┌─ Supplied data

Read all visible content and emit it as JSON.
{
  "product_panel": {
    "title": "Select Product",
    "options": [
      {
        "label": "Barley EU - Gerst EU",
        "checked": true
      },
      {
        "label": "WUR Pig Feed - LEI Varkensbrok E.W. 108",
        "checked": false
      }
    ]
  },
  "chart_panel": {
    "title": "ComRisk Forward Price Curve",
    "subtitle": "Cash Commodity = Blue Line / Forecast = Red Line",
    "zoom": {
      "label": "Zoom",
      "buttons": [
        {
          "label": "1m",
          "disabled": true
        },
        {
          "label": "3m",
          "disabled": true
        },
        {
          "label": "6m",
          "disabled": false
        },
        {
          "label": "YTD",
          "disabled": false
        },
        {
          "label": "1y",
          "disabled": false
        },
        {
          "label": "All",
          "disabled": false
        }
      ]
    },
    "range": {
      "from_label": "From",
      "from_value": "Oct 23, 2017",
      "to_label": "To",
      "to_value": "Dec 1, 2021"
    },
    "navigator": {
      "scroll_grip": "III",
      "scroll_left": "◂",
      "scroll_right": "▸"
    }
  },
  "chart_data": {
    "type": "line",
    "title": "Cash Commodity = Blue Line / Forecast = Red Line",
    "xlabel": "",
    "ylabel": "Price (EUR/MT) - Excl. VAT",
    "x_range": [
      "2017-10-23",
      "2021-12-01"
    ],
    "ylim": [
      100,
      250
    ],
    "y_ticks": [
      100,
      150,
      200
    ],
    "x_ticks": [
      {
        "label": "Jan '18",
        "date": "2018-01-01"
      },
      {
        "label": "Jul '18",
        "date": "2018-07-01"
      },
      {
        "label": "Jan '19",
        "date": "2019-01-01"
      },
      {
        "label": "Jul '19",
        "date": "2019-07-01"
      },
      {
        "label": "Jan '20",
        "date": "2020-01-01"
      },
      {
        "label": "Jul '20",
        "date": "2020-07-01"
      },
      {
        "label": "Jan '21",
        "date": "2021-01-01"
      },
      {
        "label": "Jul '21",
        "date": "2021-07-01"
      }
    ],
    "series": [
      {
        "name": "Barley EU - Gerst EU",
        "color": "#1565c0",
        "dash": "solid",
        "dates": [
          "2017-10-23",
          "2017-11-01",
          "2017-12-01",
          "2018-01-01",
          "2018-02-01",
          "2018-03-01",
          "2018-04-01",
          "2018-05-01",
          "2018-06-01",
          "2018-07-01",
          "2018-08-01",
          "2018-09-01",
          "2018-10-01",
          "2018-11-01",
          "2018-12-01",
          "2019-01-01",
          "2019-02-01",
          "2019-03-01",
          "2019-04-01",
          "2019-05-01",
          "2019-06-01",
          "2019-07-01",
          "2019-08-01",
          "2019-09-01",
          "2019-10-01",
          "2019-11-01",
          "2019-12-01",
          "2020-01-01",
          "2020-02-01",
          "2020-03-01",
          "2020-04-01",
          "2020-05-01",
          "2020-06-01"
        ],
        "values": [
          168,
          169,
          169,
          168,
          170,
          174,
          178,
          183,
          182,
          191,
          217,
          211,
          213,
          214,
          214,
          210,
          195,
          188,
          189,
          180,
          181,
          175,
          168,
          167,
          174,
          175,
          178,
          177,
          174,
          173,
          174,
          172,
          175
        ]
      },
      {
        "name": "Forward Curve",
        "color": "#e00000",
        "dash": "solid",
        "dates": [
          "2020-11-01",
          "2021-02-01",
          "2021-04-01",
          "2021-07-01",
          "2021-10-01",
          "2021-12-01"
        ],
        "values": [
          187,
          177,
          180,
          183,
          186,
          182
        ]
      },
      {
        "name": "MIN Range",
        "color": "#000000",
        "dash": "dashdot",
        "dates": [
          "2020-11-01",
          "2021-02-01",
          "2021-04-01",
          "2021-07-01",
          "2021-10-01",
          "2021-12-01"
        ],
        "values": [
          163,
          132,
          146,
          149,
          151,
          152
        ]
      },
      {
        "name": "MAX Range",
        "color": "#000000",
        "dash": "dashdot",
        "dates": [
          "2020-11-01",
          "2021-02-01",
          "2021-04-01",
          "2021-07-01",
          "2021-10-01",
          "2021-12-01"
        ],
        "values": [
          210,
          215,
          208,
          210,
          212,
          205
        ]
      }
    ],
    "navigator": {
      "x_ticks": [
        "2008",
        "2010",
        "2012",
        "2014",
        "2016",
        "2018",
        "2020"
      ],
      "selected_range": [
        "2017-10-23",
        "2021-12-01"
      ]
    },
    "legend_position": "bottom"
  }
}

└─

(Your instructions) Copy each line of the data exactly, leaving nothing out.

(Solved exercise)
Read all visible content and emit it as JSON.
{
  "product_panel": {
    "title": "Select Product",
    "options": [
      {
        "label": "Barley EU - Gerst EU",
        "checked": true
      },
      {
        "label": "WUR Pig Feed - LEI Varkensbrok E.W. 108",
        "checked": false
      }
    ]
  },
  "chart_panel": {
    "title": "ComRisk Forward Price Curve",
    "subtitle": "Cash Commodity = Blue Line / Forecast = Red Line",
    "zoom": {
      "label": "Zoom",
      "buttons": [
        {
          "label": "1m",
          "disabled": true
        },
        {
          "label": "3m",
          "disabled": true
        },
        {
          "label": "6m",
          "disabled": false
        },
        {
          "label": "YTD",
          "disabled": false
        },
        {
          "label": "1y",
          "disabled": false
        },
        {
          "label": "All",
          "disabled": false
        }
      ]
    },
    "range": {
      "from_label": "From",
      "from_value": "Oct 23, 2017",
      "to_label": "To",
      "to_value": "Dec 1, 2021"
    },
    "navigator": {
      "scroll_grip": "III",
      "scroll_left": "◂",
      "scroll_right": "▸"
    }
  },
  "chart_data": {
    "type": "line",
    "title": "Cash Commodity = Blue Line / Forecast = Red Line",
    "xlabel": "",
    "ylabel": "Price (EUR/MT) - Excl. VAT",
    "x_range": [
      "2017-10-23",
      "2021-12-01"
    ],
    "ylim": [
      100,
      250
    ],
    "y_ticks": [
      100,
      150,
      200
    ],
    "x_ticks": [
      {
        "label": "Jan '18",
        "date": "2018-01-01"
      },
      {
        "label": "Jul '18",
        "date": "2018-07-01"
      },
      {
        "label": "Jan '19",
        "date": "2019-01-01"
      },
      {
        "label": "Jul '19",
        "date": "2019-07-01"
      },
      {
        "label": "Jan '20",
        "date": "2020-01-01"
      },
      {
        "label": "Jul '20",
        "date": "2020-07-01"
      },
      {
        "label": "Jan '21",
        "date": "2021-01-01"
      },
      {
        "label": "Jul '21",
        "date": "2021-07-01"
      }
    ],
    "series": [
      {
        "name": "Barley EU - Gerst EU",
        "color": "#1565c0",
        "dash": "solid",
        "dates": [
          "2017-10-23",
          "2017-11-01",
          "2017-12-01",
          "2018-01-01",
          "2018-02-01",
          "2018-03-01",
          "2018-04-01",
          "2018-05-01",
          "2018-06-01",
          "2018-07-01",
          "2018-08-01",
          "2018-09-01",
          "2018-10-01",
          "2018-11-01",
          "2018-12-01",
          "2019-01-01",
          "2019-02-01",
          "2019-03-01",
          "2019-04-01",
          "2019-05-01",
          "2019-06-01",
          "2019-07-01",
          "2019-08-01",
          "2019-09-01",
          "2019-10-01",
          "2019-11-01",
          "2019-12-01",
          "2020-01-01",
          "2020-02-01",
          "2020-03-01",
          "2020-04-01",
          "2020-05-01",
          "2020-06-01"
        ],
        "values": [
          168,
          169,
          169,
          168,
          170,
          174,
          178,
          183,
          182,
          191,
          217,
          211,
          213,
          214,
          214,
          210,
          195,
          188,
          189,
          180,
          181,
          175,
          168,
          167,
          174,
          175,
          178,
          177,
          174,
          173,
          174,
          172,
          175
        ]
      },
      {
        "name": "Forward Curve",
        "color": "#e00000",
        "dash": "solid",
        "dates": [
          "2020-11-01",
          "2021-02-01",
          "2021-04-01",
          "2021-07-01",
          "2021-10-01",
          "2021-12-01"
        ],
        "values": [
          187,
          177,
          180,
          183,
          186,
          182
        ]
      },
      {
        "name": "MIN Range",
        "color": "#000000",
        "dash": "dashdot",
        "dates": [
          "2020-11-01",
          "2021-02-01",
          "2021-04-01",
          "2021-07-01",
          "2021-10-01",
          "2021-12-01"
        ],
        "values": [
          163,
          132,
          146,
          149,
          151,
          152
        ]
      },
      {
        "name": "MAX Range",
        "color": "#000000",
        "dash": "dashdot",
        "dates": [
          "2020-11-01",
          "2021-02-01",
          "2021-04-01",
          "2021-07-01",
          "2021-10-01",
          "2021-12-01"
        ],
        "values": [
          210,
          215,
          208,
          210,
          212,
          205
        ]
      }
    ],
    "navigator": {
      "x_ticks": [
        "2008",
        "2010",
        "2012",
        "2014",
        "2016",
        "2018",
        "2020"
      ],
      "selected_range": [
        "2017-10-23",
        "2021-12-01"
      ]
    },
    "legend_position": "bottom"
  }
}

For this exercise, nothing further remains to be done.